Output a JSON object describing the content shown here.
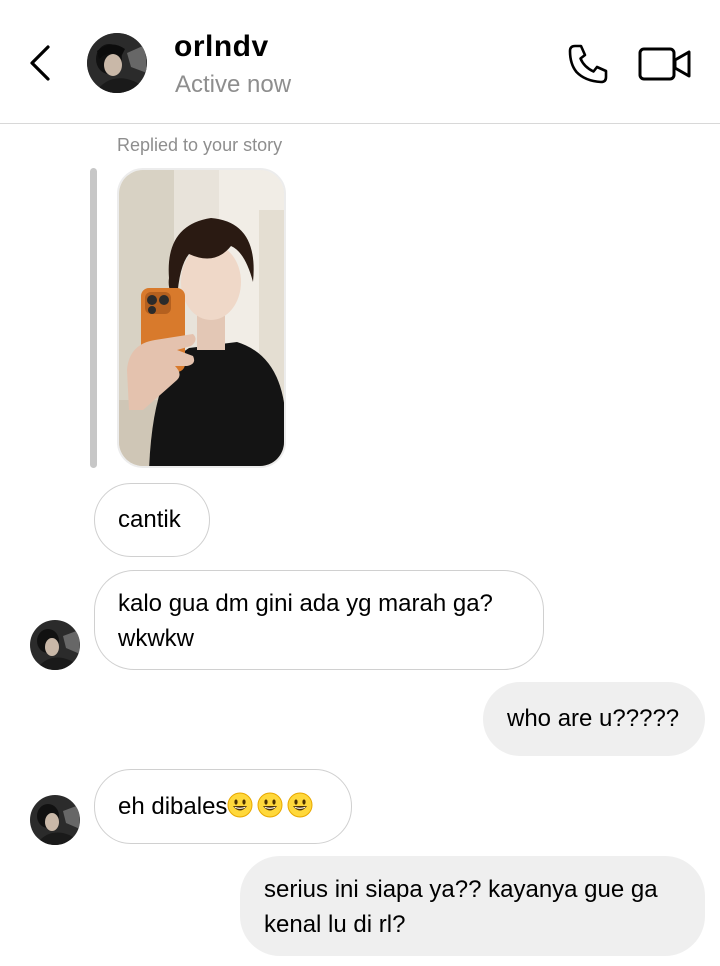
{
  "header": {
    "username": "orlndv",
    "status": "Active now",
    "back_icon": "chevron-left-icon",
    "call_icon": "phone-icon",
    "video_icon": "video-camera-icon"
  },
  "story_reply": {
    "label": "Replied to your story"
  },
  "messages": [
    {
      "direction": "incoming",
      "text": "cantik"
    },
    {
      "direction": "incoming",
      "lines": [
        "kalo gua dm gini ada yg marah ga?",
        "wkwkw"
      ]
    },
    {
      "direction": "outgoing",
      "text": "who are u?????"
    },
    {
      "direction": "incoming",
      "text": "eh dibales",
      "emoji": [
        "😃",
        "😃",
        "😃"
      ]
    },
    {
      "direction": "outgoing",
      "lines": [
        "serius ini siapa ya?? kayanya gue ga",
        "kenal lu di rl?"
      ]
    }
  ],
  "colors": {
    "incoming_border": "#d0d0d0",
    "outgoing_bg": "#efefef",
    "muted_text": "#8e8e8e"
  }
}
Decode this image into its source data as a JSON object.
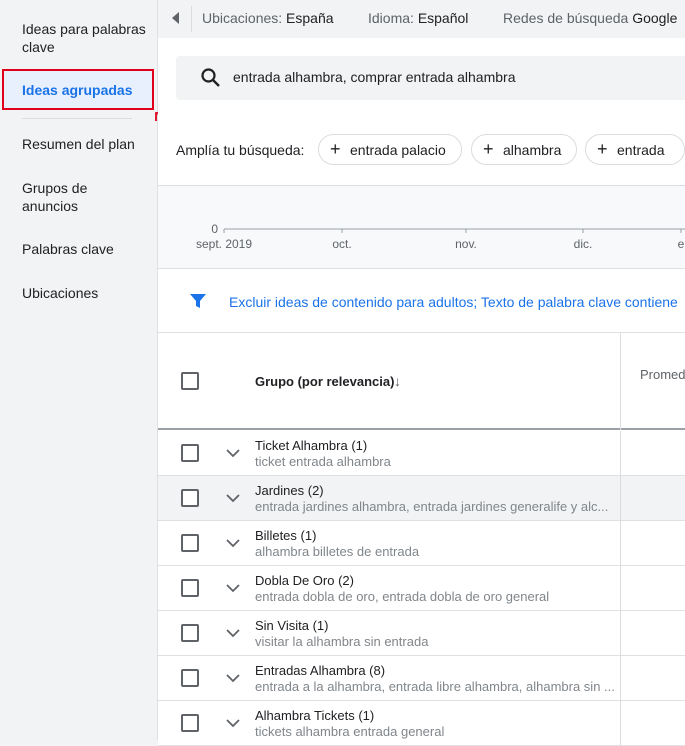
{
  "sidebar": {
    "items": [
      {
        "label": "Ideas para palabras clave"
      },
      {
        "label": "Ideas agrupadas"
      },
      {
        "label": "Resumen del plan"
      },
      {
        "label": "Grupos de anuncios"
      },
      {
        "label": "Palabras clave"
      },
      {
        "label": "Ubicaciones"
      }
    ]
  },
  "topbar": {
    "location_label": "Ubicaciones:",
    "location_value": "España",
    "language_label": "Idioma:",
    "language_value": "Español",
    "network_label": "Redes de búsqueda",
    "network_value": "Google"
  },
  "search": {
    "query": "entrada alhambra, comprar entrada alhambra",
    "expand_label": "Amplía tu búsqueda:",
    "chips": [
      "entrada palacio",
      "alhambra",
      "entrada"
    ]
  },
  "chart_data": {
    "type": "line",
    "x_ticks": [
      "sept. 2019",
      "oct.",
      "nov.",
      "dic.",
      "e"
    ],
    "y_ticks": [
      "0"
    ]
  },
  "filters": {
    "text": "Excluir ideas de contenido para adultos;  Texto de palabra clave contiene"
  },
  "table": {
    "header_group": "Grupo (por relevancia)",
    "header_avg": "Promed",
    "rows": [
      {
        "title": "Ticket Alhambra (1)",
        "subtitle": "ticket entrada alhambra"
      },
      {
        "title": "Jardines (2)",
        "subtitle": "entrada jardines alhambra, entrada jardines generalife y alc..."
      },
      {
        "title": "Billetes (1)",
        "subtitle": "alhambra billetes de entrada"
      },
      {
        "title": "Dobla De Oro (2)",
        "subtitle": "entrada dobla de oro, entrada dobla de oro general"
      },
      {
        "title": "Sin Visita (1)",
        "subtitle": "visitar la alhambra sin entrada"
      },
      {
        "title": "Entradas Alhambra (8)",
        "subtitle": "entrada a la alhambra, entrada libre alhambra, alhambra sin ..."
      },
      {
        "title": "Alhambra Tickets (1)",
        "subtitle": "tickets alhambra entrada general"
      }
    ]
  },
  "colors": {
    "accent": "#1a73e8",
    "highlight_border": "#e0001b"
  }
}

Given exercise: Where a line above holds the string "icon", show that line.

Full response:
    "back_icon": "chevron-left-icon",
    "call_icon": "phone-icon",
    "video_icon": "video-camera-icon"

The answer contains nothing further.